─── RECORDS TO PROCESS
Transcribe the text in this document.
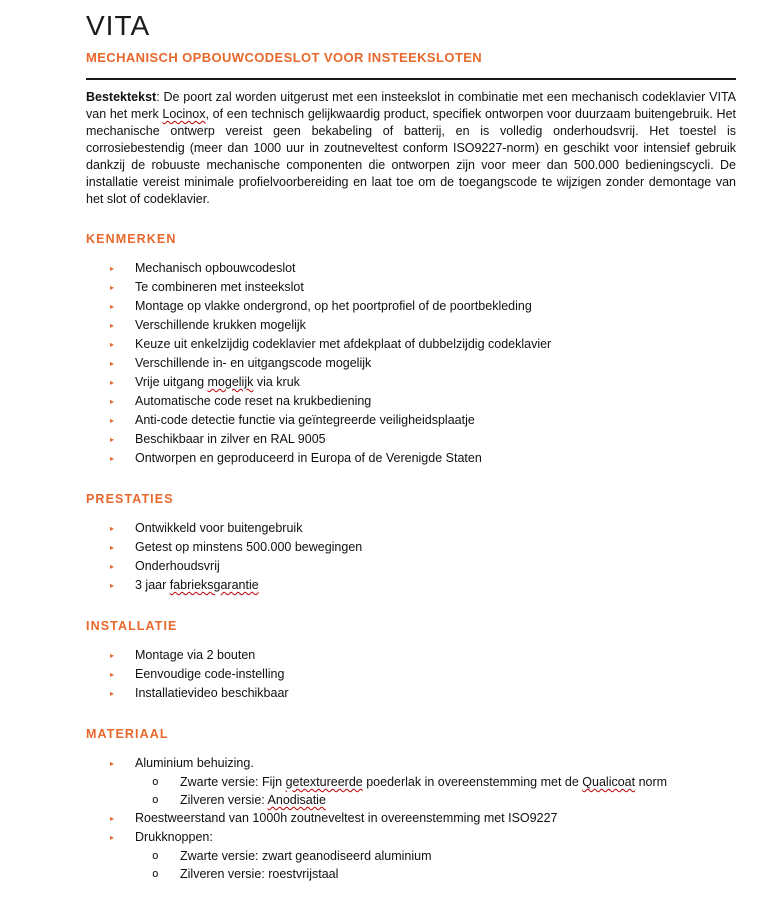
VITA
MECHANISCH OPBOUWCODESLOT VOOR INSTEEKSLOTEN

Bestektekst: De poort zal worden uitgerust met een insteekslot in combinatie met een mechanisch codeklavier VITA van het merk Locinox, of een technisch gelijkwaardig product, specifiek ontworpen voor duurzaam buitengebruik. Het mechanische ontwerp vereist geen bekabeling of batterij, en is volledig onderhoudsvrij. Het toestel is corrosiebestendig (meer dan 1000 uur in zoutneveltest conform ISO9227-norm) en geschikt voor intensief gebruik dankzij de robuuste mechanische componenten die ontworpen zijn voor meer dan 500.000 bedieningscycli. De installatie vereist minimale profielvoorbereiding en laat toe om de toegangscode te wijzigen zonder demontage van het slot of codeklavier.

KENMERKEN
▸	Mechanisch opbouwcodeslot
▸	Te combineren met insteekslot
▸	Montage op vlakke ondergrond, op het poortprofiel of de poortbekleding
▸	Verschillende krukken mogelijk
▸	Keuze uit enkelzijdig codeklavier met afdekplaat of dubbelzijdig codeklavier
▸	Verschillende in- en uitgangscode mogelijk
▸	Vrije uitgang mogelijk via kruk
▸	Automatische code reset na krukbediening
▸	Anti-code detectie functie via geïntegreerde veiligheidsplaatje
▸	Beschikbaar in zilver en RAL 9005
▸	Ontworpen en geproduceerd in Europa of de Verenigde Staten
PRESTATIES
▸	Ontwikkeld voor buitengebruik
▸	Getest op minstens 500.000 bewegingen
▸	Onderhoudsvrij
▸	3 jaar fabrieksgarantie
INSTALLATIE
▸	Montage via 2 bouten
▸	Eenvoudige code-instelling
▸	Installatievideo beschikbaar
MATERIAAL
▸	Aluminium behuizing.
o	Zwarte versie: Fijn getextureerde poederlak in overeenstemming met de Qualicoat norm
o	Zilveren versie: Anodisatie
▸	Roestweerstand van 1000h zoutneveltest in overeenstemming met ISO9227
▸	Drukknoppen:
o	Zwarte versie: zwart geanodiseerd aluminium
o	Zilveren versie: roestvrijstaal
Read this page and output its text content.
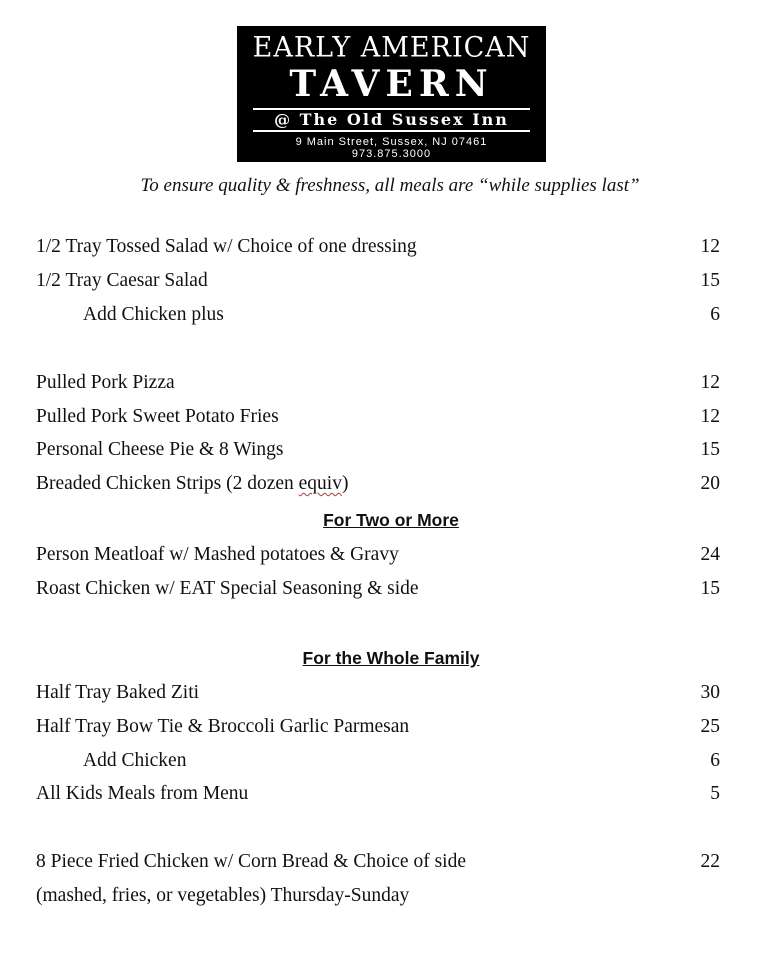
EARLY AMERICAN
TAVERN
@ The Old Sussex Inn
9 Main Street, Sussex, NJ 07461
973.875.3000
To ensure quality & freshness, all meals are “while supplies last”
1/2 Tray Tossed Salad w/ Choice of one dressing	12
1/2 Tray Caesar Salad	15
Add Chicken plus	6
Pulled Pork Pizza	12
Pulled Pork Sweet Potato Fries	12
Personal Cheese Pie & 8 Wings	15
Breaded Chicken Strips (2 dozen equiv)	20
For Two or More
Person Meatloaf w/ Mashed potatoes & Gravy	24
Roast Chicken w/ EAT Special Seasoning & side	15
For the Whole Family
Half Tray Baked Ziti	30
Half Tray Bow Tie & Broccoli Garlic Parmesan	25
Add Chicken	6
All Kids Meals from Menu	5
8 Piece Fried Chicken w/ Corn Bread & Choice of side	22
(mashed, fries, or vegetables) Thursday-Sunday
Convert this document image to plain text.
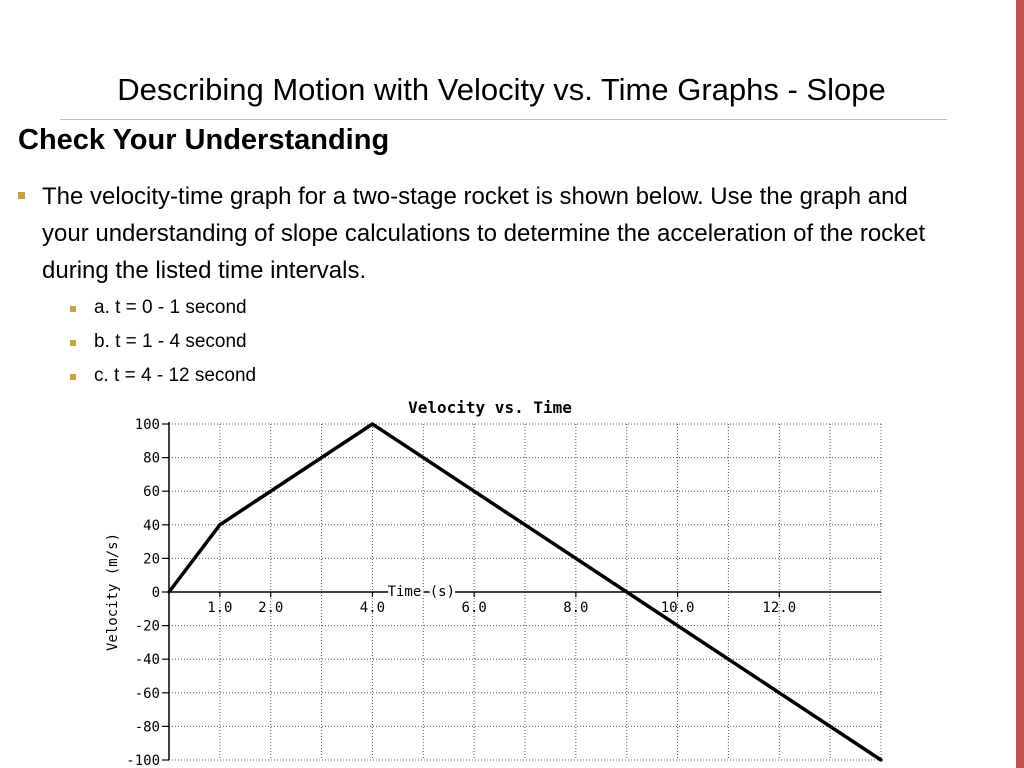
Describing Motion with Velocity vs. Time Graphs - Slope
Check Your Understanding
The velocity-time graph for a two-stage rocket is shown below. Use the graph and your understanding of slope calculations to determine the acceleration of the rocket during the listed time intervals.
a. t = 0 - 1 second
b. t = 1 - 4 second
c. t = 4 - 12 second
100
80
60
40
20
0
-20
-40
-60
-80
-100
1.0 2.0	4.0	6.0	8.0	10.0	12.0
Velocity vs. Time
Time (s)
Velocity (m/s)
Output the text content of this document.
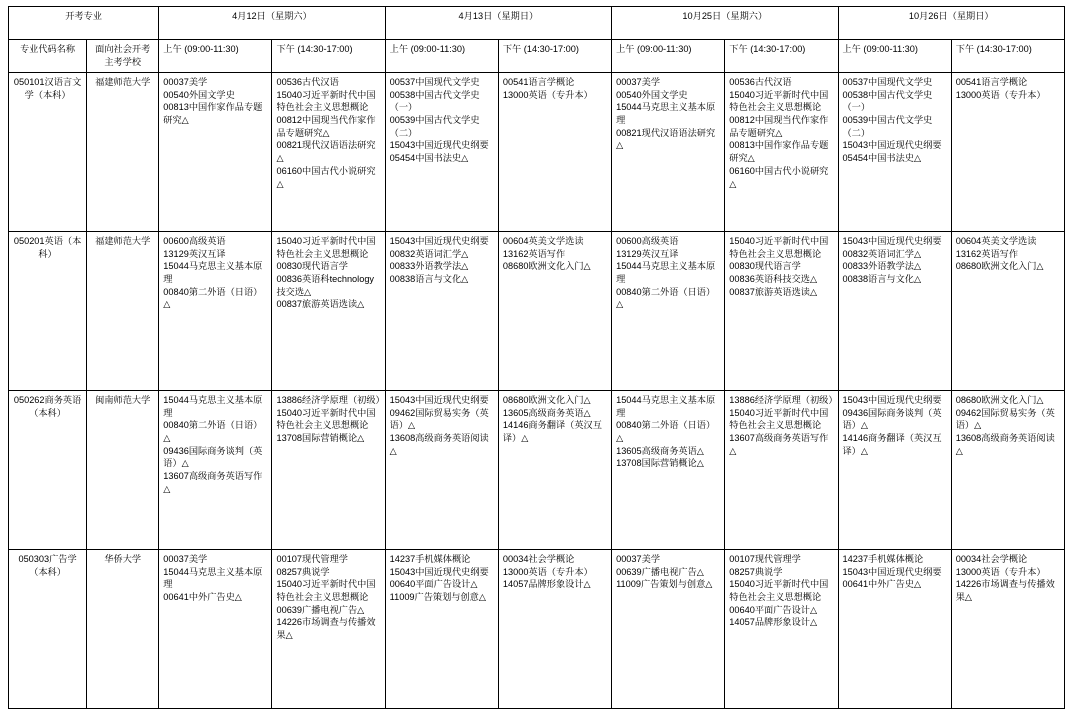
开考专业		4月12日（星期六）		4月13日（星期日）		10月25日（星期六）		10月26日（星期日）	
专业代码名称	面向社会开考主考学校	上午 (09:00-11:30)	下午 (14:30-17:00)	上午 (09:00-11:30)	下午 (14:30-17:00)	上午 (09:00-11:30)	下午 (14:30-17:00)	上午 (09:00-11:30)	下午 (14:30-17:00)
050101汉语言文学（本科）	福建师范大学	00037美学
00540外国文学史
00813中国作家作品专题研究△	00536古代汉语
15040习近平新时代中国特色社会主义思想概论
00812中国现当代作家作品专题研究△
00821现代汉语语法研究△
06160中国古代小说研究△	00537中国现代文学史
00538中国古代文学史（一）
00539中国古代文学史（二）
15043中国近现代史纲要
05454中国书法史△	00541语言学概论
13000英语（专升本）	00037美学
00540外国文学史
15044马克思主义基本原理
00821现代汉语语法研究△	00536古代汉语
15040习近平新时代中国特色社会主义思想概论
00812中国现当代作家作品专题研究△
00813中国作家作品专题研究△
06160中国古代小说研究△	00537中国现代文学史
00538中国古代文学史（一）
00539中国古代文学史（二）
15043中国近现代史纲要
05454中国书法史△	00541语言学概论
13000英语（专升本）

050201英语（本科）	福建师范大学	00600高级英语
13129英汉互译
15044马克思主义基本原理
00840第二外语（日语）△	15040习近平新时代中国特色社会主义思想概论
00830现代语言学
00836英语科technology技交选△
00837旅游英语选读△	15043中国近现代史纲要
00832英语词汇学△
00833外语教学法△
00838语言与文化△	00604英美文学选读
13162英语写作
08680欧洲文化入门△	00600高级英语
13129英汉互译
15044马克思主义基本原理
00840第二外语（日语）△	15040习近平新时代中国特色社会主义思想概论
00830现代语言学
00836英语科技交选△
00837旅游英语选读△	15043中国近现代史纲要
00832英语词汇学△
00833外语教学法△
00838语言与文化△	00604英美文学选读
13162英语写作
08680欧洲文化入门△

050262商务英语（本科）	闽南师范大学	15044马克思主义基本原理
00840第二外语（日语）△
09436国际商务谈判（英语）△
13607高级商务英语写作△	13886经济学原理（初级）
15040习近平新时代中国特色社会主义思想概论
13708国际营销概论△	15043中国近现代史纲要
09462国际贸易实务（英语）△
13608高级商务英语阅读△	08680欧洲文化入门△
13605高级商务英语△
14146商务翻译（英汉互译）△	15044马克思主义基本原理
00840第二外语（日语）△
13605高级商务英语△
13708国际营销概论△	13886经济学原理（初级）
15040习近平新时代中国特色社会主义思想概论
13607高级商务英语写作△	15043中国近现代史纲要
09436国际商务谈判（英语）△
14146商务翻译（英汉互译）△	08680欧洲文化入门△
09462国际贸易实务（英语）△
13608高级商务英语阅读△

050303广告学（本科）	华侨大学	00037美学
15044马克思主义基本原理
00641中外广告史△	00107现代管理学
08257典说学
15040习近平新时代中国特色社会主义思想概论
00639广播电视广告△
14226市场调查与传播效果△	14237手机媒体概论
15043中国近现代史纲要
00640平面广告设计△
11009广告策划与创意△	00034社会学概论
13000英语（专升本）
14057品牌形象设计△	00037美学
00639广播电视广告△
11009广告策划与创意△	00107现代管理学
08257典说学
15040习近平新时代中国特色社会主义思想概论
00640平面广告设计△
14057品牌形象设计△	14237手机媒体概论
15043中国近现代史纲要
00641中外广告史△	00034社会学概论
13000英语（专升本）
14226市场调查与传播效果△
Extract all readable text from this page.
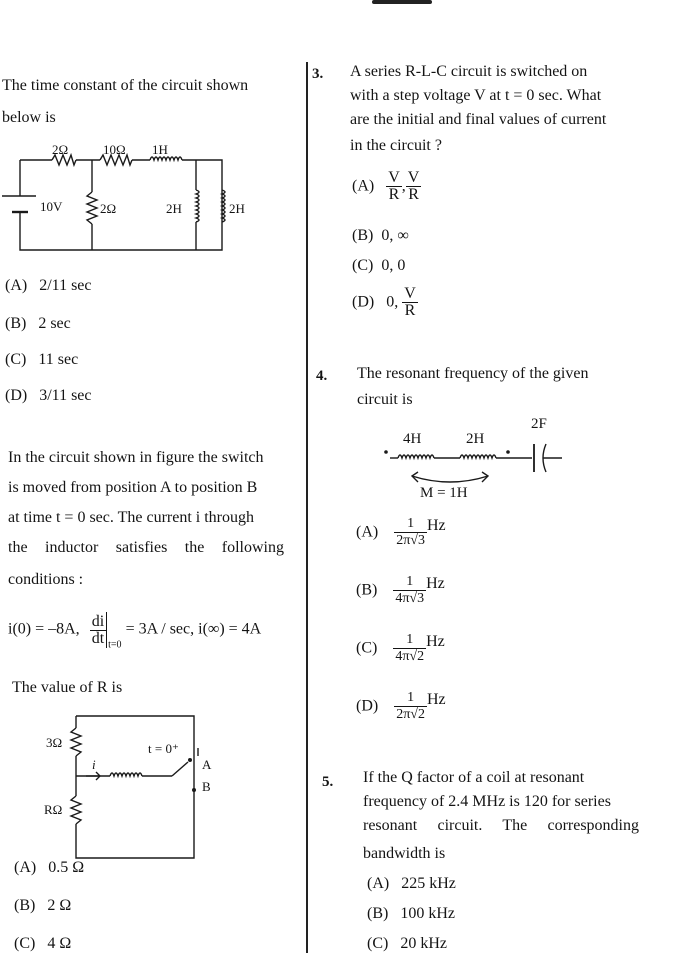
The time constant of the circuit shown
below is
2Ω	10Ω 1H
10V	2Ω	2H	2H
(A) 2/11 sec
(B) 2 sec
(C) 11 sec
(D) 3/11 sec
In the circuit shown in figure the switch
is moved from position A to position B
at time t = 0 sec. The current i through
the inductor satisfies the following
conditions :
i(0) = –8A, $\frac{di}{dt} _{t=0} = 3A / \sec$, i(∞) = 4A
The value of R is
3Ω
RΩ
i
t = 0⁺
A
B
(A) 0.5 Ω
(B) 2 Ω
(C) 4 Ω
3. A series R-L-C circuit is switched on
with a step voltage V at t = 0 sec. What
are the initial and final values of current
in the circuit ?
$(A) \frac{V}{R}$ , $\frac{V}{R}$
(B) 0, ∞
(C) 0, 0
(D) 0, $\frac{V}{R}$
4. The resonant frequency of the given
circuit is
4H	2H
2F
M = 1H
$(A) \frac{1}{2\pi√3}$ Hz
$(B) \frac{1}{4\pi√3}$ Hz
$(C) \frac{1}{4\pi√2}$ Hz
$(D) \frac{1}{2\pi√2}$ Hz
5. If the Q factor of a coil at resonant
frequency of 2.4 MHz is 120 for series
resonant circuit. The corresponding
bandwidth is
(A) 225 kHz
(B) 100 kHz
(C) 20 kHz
──────
-- WRITTEN TASK --
Pick out lines containing the word "Choice", each one as written.

-- WRITTEN SOLUTION --
1/2 Tray Tossed Salad w/ Choice of one dressing	12
8 Piece Fried Chicken w/ Corn Bread & Choice of side	22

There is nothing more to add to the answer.